Entries taken from a collection

========

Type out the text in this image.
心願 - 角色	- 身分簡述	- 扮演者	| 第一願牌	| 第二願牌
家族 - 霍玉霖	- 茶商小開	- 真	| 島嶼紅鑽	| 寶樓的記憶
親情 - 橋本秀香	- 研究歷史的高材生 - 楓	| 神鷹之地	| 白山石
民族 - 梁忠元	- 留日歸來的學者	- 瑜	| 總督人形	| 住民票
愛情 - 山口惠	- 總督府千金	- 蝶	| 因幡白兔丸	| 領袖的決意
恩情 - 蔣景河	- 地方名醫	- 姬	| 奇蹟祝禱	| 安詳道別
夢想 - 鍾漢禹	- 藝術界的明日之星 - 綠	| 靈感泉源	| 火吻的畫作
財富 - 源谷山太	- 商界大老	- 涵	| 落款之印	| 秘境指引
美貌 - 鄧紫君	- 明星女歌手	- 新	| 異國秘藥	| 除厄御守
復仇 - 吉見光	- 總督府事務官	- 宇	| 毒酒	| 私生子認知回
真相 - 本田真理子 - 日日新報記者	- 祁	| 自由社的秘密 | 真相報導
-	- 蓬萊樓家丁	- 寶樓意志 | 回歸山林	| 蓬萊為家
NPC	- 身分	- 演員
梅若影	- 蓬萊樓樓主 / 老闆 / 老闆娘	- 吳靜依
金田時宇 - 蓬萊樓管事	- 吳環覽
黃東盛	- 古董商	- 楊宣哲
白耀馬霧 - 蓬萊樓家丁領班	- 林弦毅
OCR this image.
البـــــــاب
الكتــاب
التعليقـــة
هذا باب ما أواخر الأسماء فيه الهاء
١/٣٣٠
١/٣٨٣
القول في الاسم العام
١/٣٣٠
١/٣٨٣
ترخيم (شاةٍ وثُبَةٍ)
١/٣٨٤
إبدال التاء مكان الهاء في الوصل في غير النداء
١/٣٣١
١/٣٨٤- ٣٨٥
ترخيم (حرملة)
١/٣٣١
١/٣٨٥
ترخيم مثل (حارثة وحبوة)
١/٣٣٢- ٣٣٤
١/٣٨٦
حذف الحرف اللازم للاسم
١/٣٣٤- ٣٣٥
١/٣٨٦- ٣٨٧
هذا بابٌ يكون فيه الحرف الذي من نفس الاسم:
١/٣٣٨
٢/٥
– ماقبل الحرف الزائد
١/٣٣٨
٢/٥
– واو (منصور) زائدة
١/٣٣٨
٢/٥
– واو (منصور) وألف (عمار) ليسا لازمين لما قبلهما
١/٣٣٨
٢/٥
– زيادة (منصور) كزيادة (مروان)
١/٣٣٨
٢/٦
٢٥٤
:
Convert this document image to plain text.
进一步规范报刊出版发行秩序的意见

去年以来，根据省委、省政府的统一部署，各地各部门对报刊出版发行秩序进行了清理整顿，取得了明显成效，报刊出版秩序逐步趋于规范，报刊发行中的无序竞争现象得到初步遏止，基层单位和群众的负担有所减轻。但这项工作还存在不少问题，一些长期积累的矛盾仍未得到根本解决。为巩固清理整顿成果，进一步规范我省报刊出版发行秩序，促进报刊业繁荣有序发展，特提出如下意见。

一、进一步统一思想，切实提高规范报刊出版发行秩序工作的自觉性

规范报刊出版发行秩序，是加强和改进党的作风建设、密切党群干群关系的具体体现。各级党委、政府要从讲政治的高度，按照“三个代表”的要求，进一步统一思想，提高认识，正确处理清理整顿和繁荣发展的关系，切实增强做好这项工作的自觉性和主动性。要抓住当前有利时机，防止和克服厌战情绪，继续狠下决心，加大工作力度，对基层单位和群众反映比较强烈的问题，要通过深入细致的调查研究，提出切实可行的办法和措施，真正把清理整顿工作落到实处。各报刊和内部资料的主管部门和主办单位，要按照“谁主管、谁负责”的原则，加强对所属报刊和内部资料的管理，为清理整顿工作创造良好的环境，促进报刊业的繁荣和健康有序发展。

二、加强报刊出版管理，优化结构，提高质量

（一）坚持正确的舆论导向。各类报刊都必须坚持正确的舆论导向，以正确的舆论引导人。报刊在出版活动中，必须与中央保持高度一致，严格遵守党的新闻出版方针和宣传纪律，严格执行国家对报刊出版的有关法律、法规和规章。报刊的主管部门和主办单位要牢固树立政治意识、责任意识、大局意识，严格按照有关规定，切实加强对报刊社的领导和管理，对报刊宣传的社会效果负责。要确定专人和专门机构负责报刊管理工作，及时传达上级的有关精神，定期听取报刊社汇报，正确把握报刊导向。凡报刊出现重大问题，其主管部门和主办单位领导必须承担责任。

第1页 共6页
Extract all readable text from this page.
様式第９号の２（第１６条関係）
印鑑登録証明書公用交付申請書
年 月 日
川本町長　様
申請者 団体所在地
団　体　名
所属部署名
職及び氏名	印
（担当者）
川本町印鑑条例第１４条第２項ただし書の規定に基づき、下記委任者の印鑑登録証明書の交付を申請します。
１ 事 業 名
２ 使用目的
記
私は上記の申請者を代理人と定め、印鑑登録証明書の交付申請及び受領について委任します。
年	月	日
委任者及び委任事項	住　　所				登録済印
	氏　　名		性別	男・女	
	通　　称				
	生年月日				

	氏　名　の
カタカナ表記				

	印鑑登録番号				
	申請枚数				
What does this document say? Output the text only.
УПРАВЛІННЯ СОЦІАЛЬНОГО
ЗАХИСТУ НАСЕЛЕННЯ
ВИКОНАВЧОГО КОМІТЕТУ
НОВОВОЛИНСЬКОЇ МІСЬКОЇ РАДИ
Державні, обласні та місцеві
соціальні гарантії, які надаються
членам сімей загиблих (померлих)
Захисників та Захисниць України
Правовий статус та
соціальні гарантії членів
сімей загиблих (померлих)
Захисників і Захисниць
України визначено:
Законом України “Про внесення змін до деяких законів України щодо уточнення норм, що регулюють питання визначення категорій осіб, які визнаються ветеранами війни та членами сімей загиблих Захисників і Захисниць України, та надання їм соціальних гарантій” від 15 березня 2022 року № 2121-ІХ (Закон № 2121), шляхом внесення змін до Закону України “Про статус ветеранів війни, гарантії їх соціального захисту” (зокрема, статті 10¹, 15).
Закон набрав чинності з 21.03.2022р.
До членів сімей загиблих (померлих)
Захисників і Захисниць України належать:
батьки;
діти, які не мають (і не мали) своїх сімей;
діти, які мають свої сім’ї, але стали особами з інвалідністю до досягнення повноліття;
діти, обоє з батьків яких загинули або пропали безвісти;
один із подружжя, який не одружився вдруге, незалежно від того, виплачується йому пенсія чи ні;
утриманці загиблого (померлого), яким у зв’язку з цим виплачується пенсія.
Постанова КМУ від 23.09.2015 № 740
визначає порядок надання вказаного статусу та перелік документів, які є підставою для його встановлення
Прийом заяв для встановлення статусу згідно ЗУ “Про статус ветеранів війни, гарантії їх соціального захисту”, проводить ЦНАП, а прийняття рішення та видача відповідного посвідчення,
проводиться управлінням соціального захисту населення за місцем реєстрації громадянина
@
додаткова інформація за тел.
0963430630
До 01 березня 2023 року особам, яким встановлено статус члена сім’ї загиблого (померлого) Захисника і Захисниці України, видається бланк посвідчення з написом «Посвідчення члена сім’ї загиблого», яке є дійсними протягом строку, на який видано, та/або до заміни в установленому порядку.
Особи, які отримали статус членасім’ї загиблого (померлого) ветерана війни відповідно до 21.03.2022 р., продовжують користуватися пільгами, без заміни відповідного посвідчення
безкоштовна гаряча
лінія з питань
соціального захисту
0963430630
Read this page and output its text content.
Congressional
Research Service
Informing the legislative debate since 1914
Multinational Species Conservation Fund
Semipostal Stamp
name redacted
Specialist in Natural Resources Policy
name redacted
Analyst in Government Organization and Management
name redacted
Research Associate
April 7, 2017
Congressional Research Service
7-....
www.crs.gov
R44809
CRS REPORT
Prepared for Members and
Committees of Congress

========

How many lines in these entries contain the string "сімей"? State the number and nothing more.

◆ WRITTEN SOLUTION
5